──────── EXTRACTED DATA

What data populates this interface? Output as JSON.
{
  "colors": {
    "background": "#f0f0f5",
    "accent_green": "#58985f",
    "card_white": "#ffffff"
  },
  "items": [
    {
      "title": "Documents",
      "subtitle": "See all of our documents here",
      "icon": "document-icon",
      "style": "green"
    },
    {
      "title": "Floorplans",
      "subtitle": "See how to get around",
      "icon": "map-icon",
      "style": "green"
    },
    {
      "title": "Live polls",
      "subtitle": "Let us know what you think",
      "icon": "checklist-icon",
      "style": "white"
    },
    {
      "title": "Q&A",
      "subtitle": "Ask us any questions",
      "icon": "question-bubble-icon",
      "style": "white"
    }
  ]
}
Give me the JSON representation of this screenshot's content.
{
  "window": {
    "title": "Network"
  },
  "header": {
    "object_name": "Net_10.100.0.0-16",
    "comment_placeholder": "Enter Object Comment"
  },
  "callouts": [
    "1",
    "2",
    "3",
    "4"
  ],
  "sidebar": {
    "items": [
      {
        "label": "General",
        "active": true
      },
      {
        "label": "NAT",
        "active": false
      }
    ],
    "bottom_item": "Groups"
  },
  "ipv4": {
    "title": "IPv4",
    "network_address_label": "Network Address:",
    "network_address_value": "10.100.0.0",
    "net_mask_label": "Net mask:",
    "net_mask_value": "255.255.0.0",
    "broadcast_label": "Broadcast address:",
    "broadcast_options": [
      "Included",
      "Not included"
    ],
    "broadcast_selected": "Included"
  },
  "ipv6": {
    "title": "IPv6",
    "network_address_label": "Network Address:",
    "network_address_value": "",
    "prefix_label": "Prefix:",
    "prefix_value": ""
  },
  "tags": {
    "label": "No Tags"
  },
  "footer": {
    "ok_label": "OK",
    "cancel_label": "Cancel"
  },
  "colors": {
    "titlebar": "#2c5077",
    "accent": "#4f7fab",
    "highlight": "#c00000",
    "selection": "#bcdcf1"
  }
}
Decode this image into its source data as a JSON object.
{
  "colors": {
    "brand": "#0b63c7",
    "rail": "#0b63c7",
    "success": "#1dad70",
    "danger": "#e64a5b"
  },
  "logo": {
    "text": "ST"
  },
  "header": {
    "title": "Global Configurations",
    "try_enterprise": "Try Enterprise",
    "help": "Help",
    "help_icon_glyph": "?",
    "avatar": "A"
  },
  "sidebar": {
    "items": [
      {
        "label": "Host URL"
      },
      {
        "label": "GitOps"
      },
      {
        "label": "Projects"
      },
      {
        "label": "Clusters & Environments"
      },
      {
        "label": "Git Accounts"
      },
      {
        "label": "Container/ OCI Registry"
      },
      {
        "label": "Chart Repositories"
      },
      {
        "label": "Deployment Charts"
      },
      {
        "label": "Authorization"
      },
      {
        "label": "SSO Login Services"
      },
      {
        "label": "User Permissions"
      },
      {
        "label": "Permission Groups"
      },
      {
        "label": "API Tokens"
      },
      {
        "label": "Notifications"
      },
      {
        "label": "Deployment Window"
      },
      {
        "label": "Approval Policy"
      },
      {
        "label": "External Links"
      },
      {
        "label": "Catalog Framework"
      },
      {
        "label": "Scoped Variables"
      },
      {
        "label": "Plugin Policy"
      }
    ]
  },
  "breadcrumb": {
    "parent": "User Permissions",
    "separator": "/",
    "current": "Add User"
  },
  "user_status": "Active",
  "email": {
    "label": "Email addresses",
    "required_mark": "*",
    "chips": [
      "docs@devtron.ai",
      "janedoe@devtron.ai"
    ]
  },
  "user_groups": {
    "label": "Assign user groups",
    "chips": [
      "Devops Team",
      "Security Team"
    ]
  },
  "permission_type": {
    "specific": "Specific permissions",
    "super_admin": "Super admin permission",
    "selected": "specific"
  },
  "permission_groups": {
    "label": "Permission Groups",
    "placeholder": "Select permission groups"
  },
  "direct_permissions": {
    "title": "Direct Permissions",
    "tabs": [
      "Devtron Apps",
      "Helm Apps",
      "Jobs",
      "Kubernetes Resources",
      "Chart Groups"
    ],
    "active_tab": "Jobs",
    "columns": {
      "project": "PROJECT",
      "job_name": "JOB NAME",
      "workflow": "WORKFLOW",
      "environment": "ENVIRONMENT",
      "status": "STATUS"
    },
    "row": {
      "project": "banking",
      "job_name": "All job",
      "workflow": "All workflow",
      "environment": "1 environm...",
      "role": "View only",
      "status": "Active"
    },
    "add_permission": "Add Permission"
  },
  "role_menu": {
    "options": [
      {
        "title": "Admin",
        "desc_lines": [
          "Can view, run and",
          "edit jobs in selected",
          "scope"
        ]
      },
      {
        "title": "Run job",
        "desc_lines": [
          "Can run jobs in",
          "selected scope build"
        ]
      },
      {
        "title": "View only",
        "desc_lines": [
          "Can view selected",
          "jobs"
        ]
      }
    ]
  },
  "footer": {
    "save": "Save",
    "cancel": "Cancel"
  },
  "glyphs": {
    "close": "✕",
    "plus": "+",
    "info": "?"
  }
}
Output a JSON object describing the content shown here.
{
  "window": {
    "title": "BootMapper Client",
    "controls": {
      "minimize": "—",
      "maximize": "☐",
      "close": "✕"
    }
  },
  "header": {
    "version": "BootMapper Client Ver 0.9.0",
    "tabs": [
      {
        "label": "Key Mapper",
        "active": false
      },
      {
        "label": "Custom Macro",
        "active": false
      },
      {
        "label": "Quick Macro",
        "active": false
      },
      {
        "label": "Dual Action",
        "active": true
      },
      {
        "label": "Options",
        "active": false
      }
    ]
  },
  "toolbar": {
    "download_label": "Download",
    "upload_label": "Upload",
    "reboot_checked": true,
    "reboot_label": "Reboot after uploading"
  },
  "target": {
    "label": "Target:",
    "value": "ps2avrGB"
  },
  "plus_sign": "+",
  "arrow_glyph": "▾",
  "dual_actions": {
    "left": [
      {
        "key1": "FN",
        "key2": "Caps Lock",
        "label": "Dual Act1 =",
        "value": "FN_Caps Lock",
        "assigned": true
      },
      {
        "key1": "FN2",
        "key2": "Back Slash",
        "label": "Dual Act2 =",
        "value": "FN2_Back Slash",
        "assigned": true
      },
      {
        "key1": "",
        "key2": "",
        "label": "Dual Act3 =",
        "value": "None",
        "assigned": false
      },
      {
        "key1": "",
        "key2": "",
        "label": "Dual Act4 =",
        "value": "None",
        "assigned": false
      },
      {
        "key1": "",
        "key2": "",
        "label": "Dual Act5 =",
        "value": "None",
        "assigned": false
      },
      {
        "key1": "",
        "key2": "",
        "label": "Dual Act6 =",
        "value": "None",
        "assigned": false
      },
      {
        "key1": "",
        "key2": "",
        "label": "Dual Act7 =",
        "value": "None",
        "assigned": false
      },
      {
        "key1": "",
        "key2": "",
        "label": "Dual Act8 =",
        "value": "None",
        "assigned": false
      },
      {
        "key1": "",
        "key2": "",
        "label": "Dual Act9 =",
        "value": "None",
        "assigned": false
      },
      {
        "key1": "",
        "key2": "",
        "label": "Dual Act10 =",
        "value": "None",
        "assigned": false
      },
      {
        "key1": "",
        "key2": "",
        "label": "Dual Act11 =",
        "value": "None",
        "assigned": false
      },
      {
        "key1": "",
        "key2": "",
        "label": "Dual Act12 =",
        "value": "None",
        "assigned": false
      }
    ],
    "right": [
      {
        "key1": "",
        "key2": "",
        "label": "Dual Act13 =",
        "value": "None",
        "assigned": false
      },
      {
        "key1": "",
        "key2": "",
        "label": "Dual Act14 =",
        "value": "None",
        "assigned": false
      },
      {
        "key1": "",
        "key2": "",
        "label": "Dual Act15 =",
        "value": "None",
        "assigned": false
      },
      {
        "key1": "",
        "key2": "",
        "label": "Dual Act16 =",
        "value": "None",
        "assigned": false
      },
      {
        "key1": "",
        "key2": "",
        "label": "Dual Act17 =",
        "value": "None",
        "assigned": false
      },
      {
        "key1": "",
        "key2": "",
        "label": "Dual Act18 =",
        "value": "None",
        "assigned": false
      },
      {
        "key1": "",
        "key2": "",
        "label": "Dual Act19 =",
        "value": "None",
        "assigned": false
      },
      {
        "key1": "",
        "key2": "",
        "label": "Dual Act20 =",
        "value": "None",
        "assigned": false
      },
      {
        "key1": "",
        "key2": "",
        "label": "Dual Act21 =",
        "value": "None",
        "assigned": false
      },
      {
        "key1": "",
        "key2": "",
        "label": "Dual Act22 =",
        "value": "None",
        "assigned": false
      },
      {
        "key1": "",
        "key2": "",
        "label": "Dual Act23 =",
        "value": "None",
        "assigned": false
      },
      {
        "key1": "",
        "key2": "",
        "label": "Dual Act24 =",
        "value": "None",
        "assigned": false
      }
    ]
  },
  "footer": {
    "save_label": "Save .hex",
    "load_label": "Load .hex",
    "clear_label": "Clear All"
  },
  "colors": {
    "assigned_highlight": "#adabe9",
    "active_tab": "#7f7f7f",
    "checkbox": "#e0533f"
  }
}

────────────────

• _WHAT YOU WILL DO_
Pull out all lines in the data above that include "Deployment".

• _FINAL RESULT_
        "label": "Deployment Charts"
        "label": "Deployment Window"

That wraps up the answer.